Exercise goal
Write out all the entries word for word and omit any pictures.

Material

================

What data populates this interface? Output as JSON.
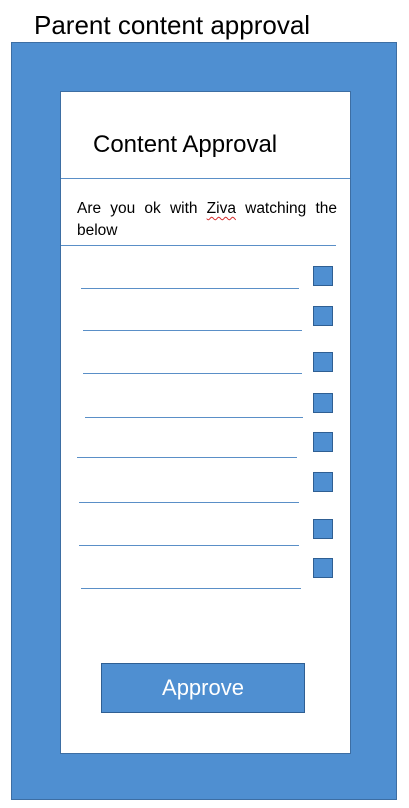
{
  "page": {
    "heading": "Parent content approval"
  },
  "card": {
    "title": "Content Approval",
    "question_prefix": "Are you ok with ",
    "child_name": "Ziva",
    "question_suffix": " watching the below",
    "item_count": 8,
    "approve_label": "Approve"
  },
  "colors": {
    "frame": "#4f8fd1",
    "border": "#3d6ea3",
    "line": "#5a8fc7",
    "spellcheck_underline": "#d62b2b"
  }
}
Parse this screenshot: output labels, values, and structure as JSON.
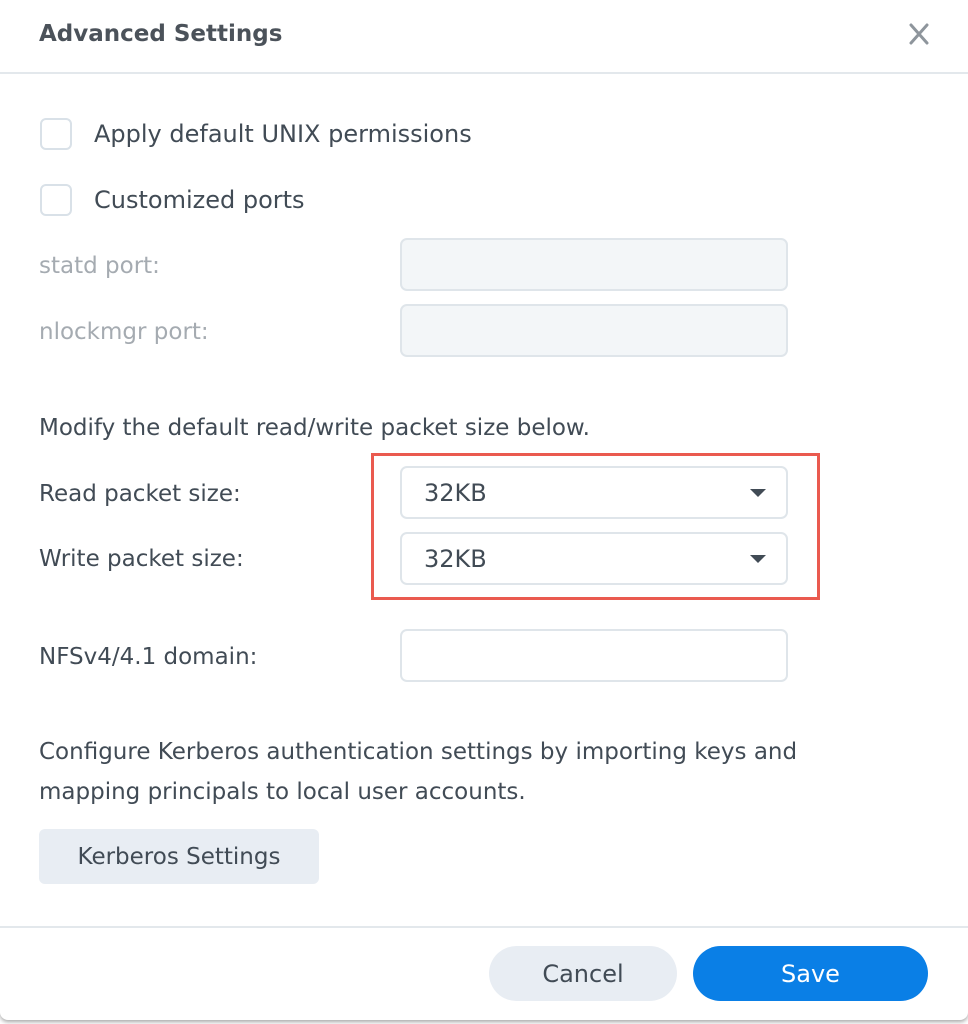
{
  "dialog": {
    "title": "Advanced Settings",
    "close_icon": "close-icon"
  },
  "options": {
    "unix_permissions": {
      "label": "Apply default UNIX permissions",
      "checked": false
    },
    "customized_ports": {
      "label": "Customized ports",
      "checked": false
    }
  },
  "ports": {
    "statd_label": "statd port:",
    "statd_value": "",
    "nlockmgr_label": "nlockmgr port:",
    "nlockmgr_value": ""
  },
  "packet": {
    "description": "Modify the default read/write packet size below.",
    "read_label": "Read packet size:",
    "read_value": "32KB",
    "write_label": "Write packet size:",
    "write_value": "32KB"
  },
  "nfs": {
    "domain_label": "NFSv4/4.1 domain:",
    "domain_value": ""
  },
  "kerberos": {
    "description_line1": "Configure Kerberos authentication settings by importing keys and",
    "description_line2": "mapping principals to local user accounts.",
    "button_label": "Kerberos Settings"
  },
  "footer": {
    "cancel_label": "Cancel",
    "save_label": "Save"
  },
  "colors": {
    "primary": "#0a7fe6",
    "highlight": "#ea5a4f"
  }
}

================

Worked answer
What data populates this interface? Output as JSON.
{
  "page": {
    "heading": "Parent content approval"
  },
  "card": {
    "title": "Content Approval",
    "question_prefix": "Are you ok with ",
    "child_name": "Ziva",
    "question_suffix": " watching the below",
    "item_count": 8,
    "approve_label": "Approve"
  },
  "colors": {
    "frame": "#4f8fd1",
    "border": "#3d6ea3",
    "line": "#5a8fc7",
    "spellcheck_underline": "#d62b2b"
  }
}
Parse this screenshot: output labels, values, and structure as JSON.
{
  "dialog": {
    "title": "Advanced Settings",
    "close_icon": "close-icon"
  },
  "options": {
    "unix_permissions": {
      "label": "Apply default UNIX permissions",
      "checked": false
    },
    "customized_ports": {
      "label": "Customized ports",
      "checked": false
    }
  },
  "ports": {
    "statd_label": "statd port:",
    "statd_value": "",
    "nlockmgr_label": "nlockmgr port:",
    "nlockmgr_value": ""
  },
  "packet": {
    "description": "Modify the default read/write packet size below.",
    "read_label": "Read packet size:",
    "read_value": "32KB",
    "write_label": "Write packet size:",
    "write_value": "32KB"
  },
  "nfs": {
    "domain_label": "NFSv4/4.1 domain:",
    "domain_value": ""
  },
  "kerberos": {
    "description_line1": "Configure Kerberos authentication settings by importing keys and",
    "description_line2": "mapping principals to local user accounts.",
    "button_label": "Kerberos Settings"
  },
  "footer": {
    "cancel_label": "Cancel",
    "save_label": "Save"
  },
  "colors": {
    "primary": "#0a7fe6",
    "highlight": "#ea5a4f"
  }
}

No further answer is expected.